### BRIEF 1:
Answer these questions about the tranexamic acid trial text, labeling each answer with its letter:
(a) What was the trial's primary outcome?
(b) How much tranexamic acid did patients receive before hospitalization, and how was it infused?
(c) At how many US level 1 trauma centers did the trial take place?
### BRIEF 2:
Rewrite the part of the tranexamic acid trial text that opens with the words "Educational Objective" and closes with "hemorrhage after trauma?", changing "hemorrhage" to "bleeding".

### SELECTED PASSAGE:
○ ○ ○

Educational Objective
To determine if prehospital tranexamic acid compared with placebo results in lower 30-day mortality in patients at risk of hemorrhage after trauma.
1 Credit CME
Key Points

Question  Does prehospital administration of tranexamic acid compared with placebo result in lower 30-day mortality in patients at risk for hemorrhage after trauma?

Findings  In this multicenter randomized clinical trial of 927 patients, patients who received tranexamic acid compared with placebo in the prehospital setting did not have a significantly lower rate of 30-day mortality (8.1% vs 9.9%). There were no differences in the incidence of pulmonary embolism, deep vein thrombosis, seizures, or adverse events, including thrombotic complications, across arms.

Meaning  Prehospital administration of tranexamic acid is safe but does not significantly reduce mortality in patients at risk for hemorrhage after injury.

Abstract

Importance  In-hospital administration of tranexamic acid after injury improves outcomes in patients at risk for hemorrhage. Data demonstrating the benefit and safety of the pragmatic use of tranexamic acid in the prehospital phase of care are lacking for these patients.

Objective  To assess the effectiveness and safety of tranexamic acid administered before hospitalization compared with placebo in injured patients at risk for hemorrhage.

Design, Setting, and Participants  This pragmatic, phase 3, multicenter, double-blind, placebo-controlled, superiority randomized clinical trial included injured patients with prehospital hypotension (systolic blood pressure ≤90 mm Hg) or tachycardia (heart rate ≥110/min) before arrival at 1 of 4 US level 1 trauma centers, within an estimated 2 hours of injury, from May 1, 2015, through October 31, 2019.

Interventions  Patients received 1 g of tranexamic acid before hospitalization (447 patients) or placebo (456 patients) infused for 10 minutes in 100 mL of saline. The randomization scheme used prehospital and in-hospital phase assignments, and patients administered tranexamic acid were allocated to abbreviated, standard, and repeat bolus dosing regimens on trauma center arrival.

Main Outcomes and Measures  The primary outcome was 30-day all-cause mortality.

○ ○ ○

### RECORDS SUPPLIED:
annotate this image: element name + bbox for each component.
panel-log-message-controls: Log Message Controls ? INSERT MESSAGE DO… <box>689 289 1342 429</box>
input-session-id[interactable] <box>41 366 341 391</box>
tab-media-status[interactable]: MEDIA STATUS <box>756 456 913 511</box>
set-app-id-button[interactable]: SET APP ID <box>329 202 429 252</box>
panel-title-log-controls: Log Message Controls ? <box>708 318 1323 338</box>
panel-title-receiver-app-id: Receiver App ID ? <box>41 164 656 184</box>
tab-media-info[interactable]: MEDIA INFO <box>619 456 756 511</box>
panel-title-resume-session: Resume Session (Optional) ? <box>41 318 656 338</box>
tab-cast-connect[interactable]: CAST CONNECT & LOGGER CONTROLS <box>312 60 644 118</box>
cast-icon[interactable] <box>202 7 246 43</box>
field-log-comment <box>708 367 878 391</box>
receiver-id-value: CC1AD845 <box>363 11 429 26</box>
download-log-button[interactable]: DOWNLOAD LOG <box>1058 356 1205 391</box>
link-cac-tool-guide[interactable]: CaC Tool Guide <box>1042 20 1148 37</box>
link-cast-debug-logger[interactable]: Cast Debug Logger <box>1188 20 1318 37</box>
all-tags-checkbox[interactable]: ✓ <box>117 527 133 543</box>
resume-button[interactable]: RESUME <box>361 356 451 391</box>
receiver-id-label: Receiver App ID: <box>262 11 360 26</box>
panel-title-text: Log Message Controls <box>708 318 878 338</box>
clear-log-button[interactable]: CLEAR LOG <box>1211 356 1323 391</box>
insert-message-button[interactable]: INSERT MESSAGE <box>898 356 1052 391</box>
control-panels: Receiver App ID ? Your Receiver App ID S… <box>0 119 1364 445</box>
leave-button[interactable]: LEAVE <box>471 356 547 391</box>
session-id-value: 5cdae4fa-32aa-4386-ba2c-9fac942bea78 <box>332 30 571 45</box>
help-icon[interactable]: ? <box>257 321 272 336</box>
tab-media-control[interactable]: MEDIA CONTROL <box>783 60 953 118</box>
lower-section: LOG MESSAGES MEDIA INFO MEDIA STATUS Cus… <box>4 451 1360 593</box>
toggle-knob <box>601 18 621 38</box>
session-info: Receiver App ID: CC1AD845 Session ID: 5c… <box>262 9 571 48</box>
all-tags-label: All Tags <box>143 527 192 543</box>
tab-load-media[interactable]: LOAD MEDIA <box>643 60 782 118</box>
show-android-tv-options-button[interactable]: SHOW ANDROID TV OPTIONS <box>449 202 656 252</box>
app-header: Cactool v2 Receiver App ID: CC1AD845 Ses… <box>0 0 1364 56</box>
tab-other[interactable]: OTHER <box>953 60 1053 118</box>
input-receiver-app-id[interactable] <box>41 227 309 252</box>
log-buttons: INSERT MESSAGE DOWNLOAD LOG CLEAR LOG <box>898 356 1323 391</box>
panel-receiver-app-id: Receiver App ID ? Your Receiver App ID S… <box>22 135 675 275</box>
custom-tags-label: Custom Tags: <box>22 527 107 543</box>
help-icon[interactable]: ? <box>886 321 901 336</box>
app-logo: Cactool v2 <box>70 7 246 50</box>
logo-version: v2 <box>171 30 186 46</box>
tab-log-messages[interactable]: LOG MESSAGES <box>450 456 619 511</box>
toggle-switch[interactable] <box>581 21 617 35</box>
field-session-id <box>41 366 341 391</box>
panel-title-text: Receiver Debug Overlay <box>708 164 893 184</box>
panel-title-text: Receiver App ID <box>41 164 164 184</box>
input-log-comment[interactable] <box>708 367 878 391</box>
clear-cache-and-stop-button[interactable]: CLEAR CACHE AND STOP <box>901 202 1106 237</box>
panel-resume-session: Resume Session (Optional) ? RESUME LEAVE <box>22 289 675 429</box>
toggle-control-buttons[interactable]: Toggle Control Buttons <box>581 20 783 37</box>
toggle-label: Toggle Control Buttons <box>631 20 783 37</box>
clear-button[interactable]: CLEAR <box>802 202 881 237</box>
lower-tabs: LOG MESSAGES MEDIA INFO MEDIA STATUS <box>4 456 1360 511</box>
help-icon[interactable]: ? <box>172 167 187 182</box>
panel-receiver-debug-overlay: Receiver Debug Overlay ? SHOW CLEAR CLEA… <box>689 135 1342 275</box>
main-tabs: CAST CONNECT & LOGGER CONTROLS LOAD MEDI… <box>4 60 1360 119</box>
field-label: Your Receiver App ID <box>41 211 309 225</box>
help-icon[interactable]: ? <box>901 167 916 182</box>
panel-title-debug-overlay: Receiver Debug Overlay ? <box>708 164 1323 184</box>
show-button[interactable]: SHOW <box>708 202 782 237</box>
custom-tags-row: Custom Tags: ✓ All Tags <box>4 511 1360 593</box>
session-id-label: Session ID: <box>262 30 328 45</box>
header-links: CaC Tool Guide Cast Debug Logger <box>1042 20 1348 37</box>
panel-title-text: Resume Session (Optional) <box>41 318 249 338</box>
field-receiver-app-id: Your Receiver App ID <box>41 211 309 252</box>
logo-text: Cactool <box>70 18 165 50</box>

○ ○ ○

### EXERCISE SOLUTION 1:
(a) 30-day all-cause mortality.
(b) 1 g, infused for 10 minutes in 100 mL of saline.
(c) 4.

### EXERCISE SOLUTION 2:
Educational Objective
To determine if prehospital tranexamic acid compared with placebo results in lower 30-day mortality in patients at risk of bleeding after trauma.
1 Credit CME
Key Points

Question  Does prehospital administration of tranexamic acid compared with placebo result in lower 30-day mortality in patients at risk for bleeding after trauma?